- [Work to do] Reproduce all entries word for word.

- [Input data]

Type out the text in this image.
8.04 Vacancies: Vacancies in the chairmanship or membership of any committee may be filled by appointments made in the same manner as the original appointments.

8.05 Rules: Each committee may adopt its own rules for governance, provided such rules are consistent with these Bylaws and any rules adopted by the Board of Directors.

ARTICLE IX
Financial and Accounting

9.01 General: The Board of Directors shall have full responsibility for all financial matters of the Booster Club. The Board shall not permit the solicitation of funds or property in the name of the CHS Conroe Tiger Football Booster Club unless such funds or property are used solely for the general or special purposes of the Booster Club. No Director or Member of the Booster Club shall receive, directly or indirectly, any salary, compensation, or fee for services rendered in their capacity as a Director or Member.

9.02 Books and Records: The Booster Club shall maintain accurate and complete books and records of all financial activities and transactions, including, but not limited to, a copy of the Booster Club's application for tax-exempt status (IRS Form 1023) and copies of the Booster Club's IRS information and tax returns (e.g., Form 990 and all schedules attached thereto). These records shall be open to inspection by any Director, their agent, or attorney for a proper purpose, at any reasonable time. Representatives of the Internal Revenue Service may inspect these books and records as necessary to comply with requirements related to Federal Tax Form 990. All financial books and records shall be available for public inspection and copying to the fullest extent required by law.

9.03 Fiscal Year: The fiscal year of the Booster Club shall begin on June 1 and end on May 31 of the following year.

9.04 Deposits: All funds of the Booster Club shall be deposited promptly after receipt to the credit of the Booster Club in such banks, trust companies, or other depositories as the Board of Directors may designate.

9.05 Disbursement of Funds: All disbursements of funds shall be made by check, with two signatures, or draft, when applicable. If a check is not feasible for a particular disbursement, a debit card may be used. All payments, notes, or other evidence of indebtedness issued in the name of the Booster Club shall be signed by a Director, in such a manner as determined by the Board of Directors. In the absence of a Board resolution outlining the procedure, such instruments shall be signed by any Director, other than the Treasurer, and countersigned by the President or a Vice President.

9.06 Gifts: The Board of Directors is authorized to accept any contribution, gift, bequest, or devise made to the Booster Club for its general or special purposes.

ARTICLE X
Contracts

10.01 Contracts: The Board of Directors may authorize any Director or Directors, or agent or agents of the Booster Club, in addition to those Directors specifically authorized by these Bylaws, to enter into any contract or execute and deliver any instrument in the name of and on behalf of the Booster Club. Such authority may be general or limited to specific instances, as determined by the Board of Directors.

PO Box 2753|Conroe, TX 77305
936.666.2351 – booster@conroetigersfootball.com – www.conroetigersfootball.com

- [Output of the exercise]
Type out the text in this image.
8.04 Vacancies: Vacancies in the chairmanship or membership of any committee may be filled by appointments made in the same manner as the original appointments.

8.05 Rules: Each committee may adopt its own rules for governance, provided such rules are consistent with these Bylaws and any rules adopted by the Board of Directors.

ARTICLE IX
Financial and Accounting

9.01 General: The Board of Directors shall have full responsibility for all financial matters of the Booster Club. The Board shall not permit the solicitation of funds or property in the name of the CHS Conroe Tiger Football Booster Club unless such funds or property are used solely for the general or special purposes of the Booster Club. No Director or Member of the Booster Club shall receive, directly or indirectly, any salary, compensation, or fee for services rendered in their capacity as a Director or Member.

9.02 Books and Records: The Booster Club shall maintain accurate and complete books and records of all financial activities and transactions, including, but not limited to, a copy of the Booster Club's application for tax-exempt status (IRS Form 1023) and copies of the Booster Club's IRS information and tax returns (e.g., Form 990 and all schedules attached thereto). These records shall be open to inspection by any Director, their agent, or attorney for a proper purpose, at any reasonable time. Representatives of the Internal Revenue Service may inspect these books and records as necessary to comply with requirements related to Federal Tax Form 990. All financial books and records shall be available for public inspection and copying to the fullest extent required by law.

9.03 Fiscal Year: The fiscal year of the Booster Club shall begin on June 1 and end on May 31 of the following year.

9.04 Deposits: All funds of the Booster Club shall be deposited promptly after receipt to the credit of the Booster Club in such banks, trust companies, or other depositories as the Board of Directors may designate.

9.05 Disbursement of Funds: All disbursements of funds shall be made by check, with two signatures, or draft, when applicable. If a check is not feasible for a particular disbursement, a debit card may be used. All payments, notes, or other evidence of indebtedness issued in the name of the Booster Club shall be signed by a Director, in such a manner as determined by the Board of Directors. In the absence of a Board resolution outlining the procedure, such instruments shall be signed by any Director, other than the Treasurer, and countersigned by the President or a Vice President.

9.06 Gifts: The Board of Directors is authorized to accept any contribution, gift, bequest, or devise made to the Booster Club for its general or special purposes.

ARTICLE X
Contracts

10.01 Contracts: The Board of Directors may authorize any Director or Directors, or agent or agents of the Booster Club, in addition to those Directors specifically authorized by these Bylaws, to enter into any contract or execute and deliver any instrument in the name of and on behalf of the Booster Club. Such authority may be general or limited to specific instances, as determined by the Board of Directors.

PO Box 2753|Conroe, TX 77305
936.666.2351 – booster@conroetigersfootball.com – www.conroetigersfootball.com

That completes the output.